TASK TO CARRY OUT: Take the material below and retype it in full; pictures are left out.

☆ ☆ ☆ ☆

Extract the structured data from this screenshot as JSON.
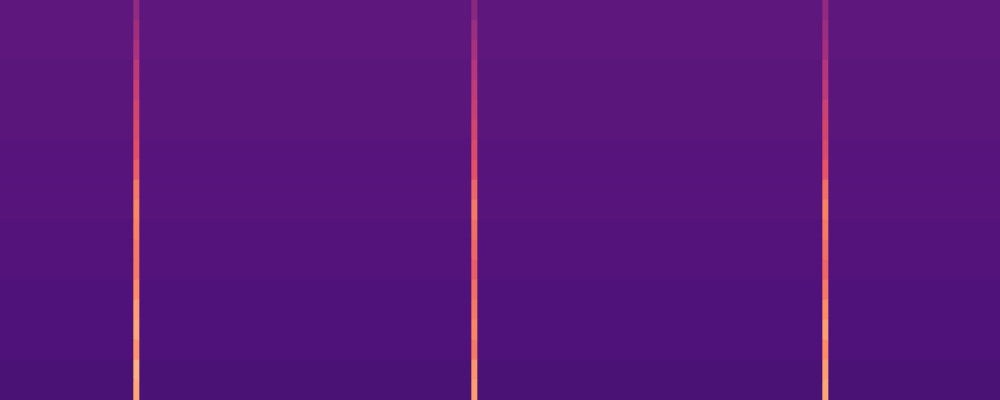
{
  "chart_data": {
    "type": "heatmap",
    "color": "magma",
    "color_range": [
      0,
      1
    ],
    "xlim": [
      0,
      1000
    ],
    "x_bins": [
      0,
      133,
      139,
      471,
      477,
      822,
      828,
      1000
    ],
    "tick_labels": false,
    "grid": false,
    "cells": [
      [
        0.29,
        0.42,
        0.29,
        0.4,
        0.29,
        0.42,
        0.29
      ],
      [
        0.29,
        0.45,
        0.29,
        0.44,
        0.29,
        0.44,
        0.29
      ],
      [
        0.29,
        0.48,
        0.29,
        0.47,
        0.29,
        0.46,
        0.29
      ],
      [
        0.28,
        0.52,
        0.28,
        0.5,
        0.28,
        0.5,
        0.28
      ],
      [
        0.28,
        0.55,
        0.28,
        0.53,
        0.28,
        0.52,
        0.28
      ],
      [
        0.28,
        0.58,
        0.28,
        0.55,
        0.28,
        0.56,
        0.28
      ],
      [
        0.28,
        0.6,
        0.28,
        0.58,
        0.28,
        0.58,
        0.28
      ],
      [
        0.27,
        0.62,
        0.27,
        0.6,
        0.27,
        0.6,
        0.27
      ],
      [
        0.27,
        0.66,
        0.27,
        0.63,
        0.27,
        0.64,
        0.27
      ],
      [
        0.27,
        0.72,
        0.27,
        0.68,
        0.27,
        0.7,
        0.27
      ],
      [
        0.27,
        0.75,
        0.27,
        0.72,
        0.27,
        0.74,
        0.27
      ],
      [
        0.26,
        0.74,
        0.26,
        0.7,
        0.26,
        0.72,
        0.26
      ],
      [
        0.26,
        0.72,
        0.26,
        0.68,
        0.26,
        0.7,
        0.26
      ],
      [
        0.26,
        0.72,
        0.26,
        0.66,
        0.26,
        0.68,
        0.26
      ],
      [
        0.25,
        0.76,
        0.25,
        0.7,
        0.25,
        0.72,
        0.25
      ],
      [
        0.25,
        0.8,
        0.25,
        0.72,
        0.25,
        0.76,
        0.25
      ],
      [
        0.25,
        0.82,
        0.25,
        0.75,
        0.25,
        0.8,
        0.25
      ],
      [
        0.25,
        0.78,
        0.25,
        0.72,
        0.25,
        0.76,
        0.25
      ],
      [
        0.24,
        0.84,
        0.24,
        0.78,
        0.24,
        0.8,
        0.24
      ],
      [
        0.24,
        0.82,
        0.24,
        0.8,
        0.24,
        0.82,
        0.24
      ]
    ]
  }
}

☆ ☆ ☆ ☆

ANSWER FOR THE TASK:
Extract the structured data from this screenshot as JSON.
{
  "chart_data": {
    "type": "heatmap",
    "color": "magma",
    "color_range": [
      0,
      1
    ],
    "xlim": [
      0,
      1000
    ],
    "x_bins": [
      0,
      133,
      139,
      471,
      477,
      822,
      828,
      1000
    ],
    "tick_labels": false,
    "grid": false,
    "cells": [
      [
        0.29,
        0.42,
        0.29,
        0.4,
        0.29,
        0.42,
        0.29
      ],
      [
        0.29,
        0.45,
        0.29,
        0.44,
        0.29,
        0.44,
        0.29
      ],
      [
        0.29,
        0.48,
        0.29,
        0.47,
        0.29,
        0.46,
        0.29
      ],
      [
        0.28,
        0.52,
        0.28,
        0.5,
        0.28,
        0.5,
        0.28
      ],
      [
        0.28,
        0.55,
        0.28,
        0.53,
        0.28,
        0.52,
        0.28
      ],
      [
        0.28,
        0.58,
        0.28,
        0.55,
        0.28,
        0.56,
        0.28
      ],
      [
        0.28,
        0.6,
        0.28,
        0.58,
        0.28,
        0.58,
        0.28
      ],
      [
        0.27,
        0.62,
        0.27,
        0.6,
        0.27,
        0.6,
        0.27
      ],
      [
        0.27,
        0.66,
        0.27,
        0.63,
        0.27,
        0.64,
        0.27
      ],
      [
        0.27,
        0.72,
        0.27,
        0.68,
        0.27,
        0.7,
        0.27
      ],
      [
        0.27,
        0.75,
        0.27,
        0.72,
        0.27,
        0.74,
        0.27
      ],
      [
        0.26,
        0.74,
        0.26,
        0.7,
        0.26,
        0.72,
        0.26
      ],
      [
        0.26,
        0.72,
        0.26,
        0.68,
        0.26,
        0.7,
        0.26
      ],
      [
        0.26,
        0.72,
        0.26,
        0.66,
        0.26,
        0.68,
        0.26
      ],
      [
        0.25,
        0.76,
        0.25,
        0.7,
        0.25,
        0.72,
        0.25
      ],
      [
        0.25,
        0.8,
        0.25,
        0.72,
        0.25,
        0.76,
        0.25
      ],
      [
        0.25,
        0.82,
        0.25,
        0.75,
        0.25,
        0.8,
        0.25
      ],
      [
        0.25,
        0.78,
        0.25,
        0.72,
        0.25,
        0.76,
        0.25
      ],
      [
        0.24,
        0.84,
        0.24,
        0.78,
        0.24,
        0.8,
        0.24
      ],
      [
        0.24,
        0.82,
        0.24,
        0.8,
        0.24,
        0.82,
        0.24
      ]
    ]
  }
}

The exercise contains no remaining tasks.